Stored records:

»»

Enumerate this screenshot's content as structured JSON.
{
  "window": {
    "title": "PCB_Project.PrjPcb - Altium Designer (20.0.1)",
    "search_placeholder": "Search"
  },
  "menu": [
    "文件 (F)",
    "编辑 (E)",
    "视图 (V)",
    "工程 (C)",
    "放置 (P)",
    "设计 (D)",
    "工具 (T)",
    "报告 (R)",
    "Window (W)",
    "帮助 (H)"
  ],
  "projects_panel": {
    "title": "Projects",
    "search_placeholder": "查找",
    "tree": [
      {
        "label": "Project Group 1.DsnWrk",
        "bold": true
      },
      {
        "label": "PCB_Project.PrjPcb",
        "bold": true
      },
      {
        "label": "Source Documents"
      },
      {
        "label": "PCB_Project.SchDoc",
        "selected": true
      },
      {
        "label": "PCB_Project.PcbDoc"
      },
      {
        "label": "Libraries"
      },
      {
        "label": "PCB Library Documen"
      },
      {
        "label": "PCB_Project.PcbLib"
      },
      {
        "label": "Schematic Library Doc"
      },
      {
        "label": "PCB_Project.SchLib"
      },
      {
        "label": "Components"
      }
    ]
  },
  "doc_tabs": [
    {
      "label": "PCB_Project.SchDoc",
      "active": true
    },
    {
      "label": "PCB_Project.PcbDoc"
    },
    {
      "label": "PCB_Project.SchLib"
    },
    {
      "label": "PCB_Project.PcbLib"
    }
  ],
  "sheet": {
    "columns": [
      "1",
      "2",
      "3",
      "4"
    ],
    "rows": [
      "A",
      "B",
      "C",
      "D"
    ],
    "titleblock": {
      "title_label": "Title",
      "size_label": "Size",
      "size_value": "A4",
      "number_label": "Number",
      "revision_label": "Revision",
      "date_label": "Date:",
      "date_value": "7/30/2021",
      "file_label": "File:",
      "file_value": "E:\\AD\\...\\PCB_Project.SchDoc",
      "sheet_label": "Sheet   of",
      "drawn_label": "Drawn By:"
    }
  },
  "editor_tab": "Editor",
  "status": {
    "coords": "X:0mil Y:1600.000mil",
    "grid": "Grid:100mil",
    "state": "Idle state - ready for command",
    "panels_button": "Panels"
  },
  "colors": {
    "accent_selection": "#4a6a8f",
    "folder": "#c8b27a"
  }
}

««

**SHORT PROBLEM:**
Write the material out again word for word.

**EXERCISE SOLUTION:**
Enumerate this screenshot's content as structured JSON.
{
  "window": {
    "title": "PCB_Project.PrjPcb - Altium Designer (20.0.1)",
    "search_placeholder": "Search"
  },
  "menu": [
    "文件 (F)",
    "编辑 (E)",
    "视图 (V)",
    "工程 (C)",
    "放置 (P)",
    "设计 (D)",
    "工具 (T)",
    "报告 (R)",
    "Window (W)",
    "帮助 (H)"
  ],
  "projects_panel": {
    "title": "Projects",
    "search_placeholder": "查找",
    "tree": [
      {
        "label": "Project Group 1.DsnWrk",
        "bold": true
      },
      {
        "label": "PCB_Project.PrjPcb",
        "bold": true
      },
      {
        "label": "Source Documents"
      },
      {
        "label": "PCB_Project.SchDoc",
        "selected": true
      },
      {
        "label": "PCB_Project.PcbDoc"
      },
      {
        "label": "Libraries"
      },
      {
        "label": "PCB Library Documen"
      },
      {
        "label": "PCB_Project.PcbLib"
      },
      {
        "label": "Schematic Library Doc"
      },
      {
        "label": "PCB_Project.SchLib"
      },
      {
        "label": "Components"
      }
    ]
  },
  "doc_tabs": [
    {
      "label": "PCB_Project.SchDoc",
      "active": true
    },
    {
      "label": "PCB_Project.PcbDoc"
    },
    {
      "label": "PCB_Project.SchLib"
    },
    {
      "label": "PCB_Project.PcbLib"
    }
  ],
  "sheet": {
    "columns": [
      "1",
      "2",
      "3",
      "4"
    ],
    "rows": [
      "A",
      "B",
      "C",
      "D"
    ],
    "titleblock": {
      "title_label": "Title",
      "size_label": "Size",
      "size_value": "A4",
      "number_label": "Number",
      "revision_label": "Revision",
      "date_label": "Date:",
      "date_value": "7/30/2021",
      "file_label": "File:",
      "file_value": "E:\\AD\\...\\PCB_Project.SchDoc",
      "sheet_label": "Sheet   of",
      "drawn_label": "Drawn By:"
    }
  },
  "editor_tab": "Editor",
  "status": {
    "coords": "X:0mil Y:1600.000mil",
    "grid": "Grid:100mil",
    "state": "Idle state - ready for command",
    "panels_button": "Panels"
  },
  "colors": {
    "accent_selection": "#4a6a8f",
    "folder": "#c8b27a"
  }
}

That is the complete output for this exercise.